> _PASSAGE TO READ_
★ ★ ★

One of the main responsibilities of my Department is to deal with the issue of the border; that’s air, land and sea. And some of you may have read about some of the issues that we have — some of you may have read about issues involved in people coming across the land border between the ports of entry, and that gets a lot of publicity, but equally important is how we deal with people who come at our airports or our seaports.
Secretary Rice and I are, as Mr. Fennell said, engaged in what we call an initiative to have secure borders and open doors, which is designed to take advantage of modern technology to make the process of entering as a visitor or as a student or as a businessperson more efficient, more convenient, but also more secure.
There are three parts to what we are trying to do. One is to use more secure documents, including electronic — e-Passports and similar types of documents, so that it is easier to verify who a person is, and that allows them to enter in more quickly. The second is, of course, to use the visa process to have some information about people so that we can make a judgment before they come to the United States about whether they will be admitted. And the third is to use biometrics, specifically fingerprints, as a way of ascertaining someone’s identity and determining whether they have a criminal record, for example.
Now we have set up two model airports, one in Dulles Airport in Washington and one at Houston International Airport, where we are greeting people with a welcoming video and attempting to design the airport waiting area and entry area so that it is more friendly for passengers who are arriving from long flights.
For most people, the vast majority of people, the actual experience of passing through our Immigrations and Customs, once the line has — they’ve made it through the line, is actually three to four minutes.
The process is, for the traveler, they show the inspector his or her passport and visa, a photograph is then taken and compared with the record and the file of the visa, fingerprints are then taken, which we use to compare to fingerprints we have on file and also in other kinds of records, and of course the traveler will be asked a few questions about where he or she intends to go, how long they intend to stay, what the purpose of the visit is, and things along that line.
Although I’m sure from time to time everybody hears stories about someone who is taken aside and questioned further, actually that’s only a very small minority of people who come through. The vast majority don’t actually spend more than a few minutes with an inspector.
Finally, to step away from the immediate issue of our airports, it’s a particular pleasure for me to be here because the United States and Kuwait have had such a strong relationship, particularly over the last 20 years since the Gulf War of the early ‘90s, and then of course the support we’ve had from Kuwait for our armed forces who are currently engaged in military activities in Iraq and in other parts of the world. So we prize this relationship and we want to ensure that it continues to be very strong and very friendly.
And now, questions.
Question: Do you have statistics about the number of passengers coming to the U.S. in the past year? And is there a record of — is the record increasing or decreasing? Do you have any specifics about Kuwaiti passengers?

★ ★ ★

> _PROBLEM TO WORK ON_
Summarize the speech above in three sentences.

> _SOURCE MATERIAL_
★ ★ ★

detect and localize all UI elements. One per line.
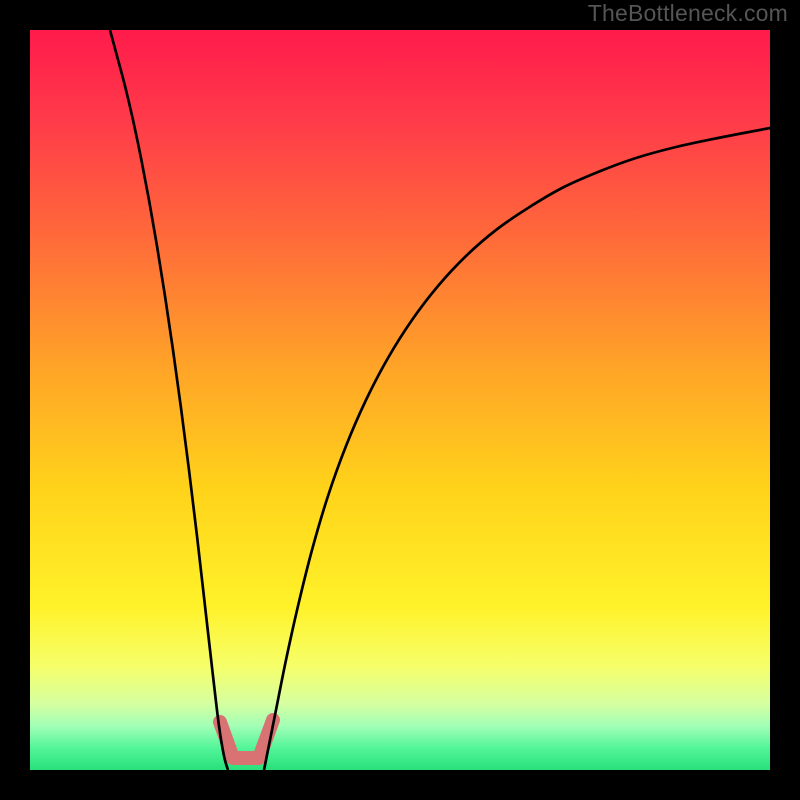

★ ★ ★

> _SOLUTION TO THIS TASK_
The speaker's department deals with the border by air, land and sea, and together with Secretary Rice it is pursuing an initiative for secure borders and open doors that uses modern technology to make entry more efficient, more convenient and more secure. The initiative has three parts: more secure documents such as e-Passports, the visa process for judging admission before travel, and fingerprint biometrics for confirming identity and checking for criminal records. Model airports at Dulles and Houston aim to make arrival friendlier; most travelers spend only three to four minutes with an inspector, showing a passport and visa, being photographed and fingerprinted, and answering a few questions, and only a small minority are questioned further.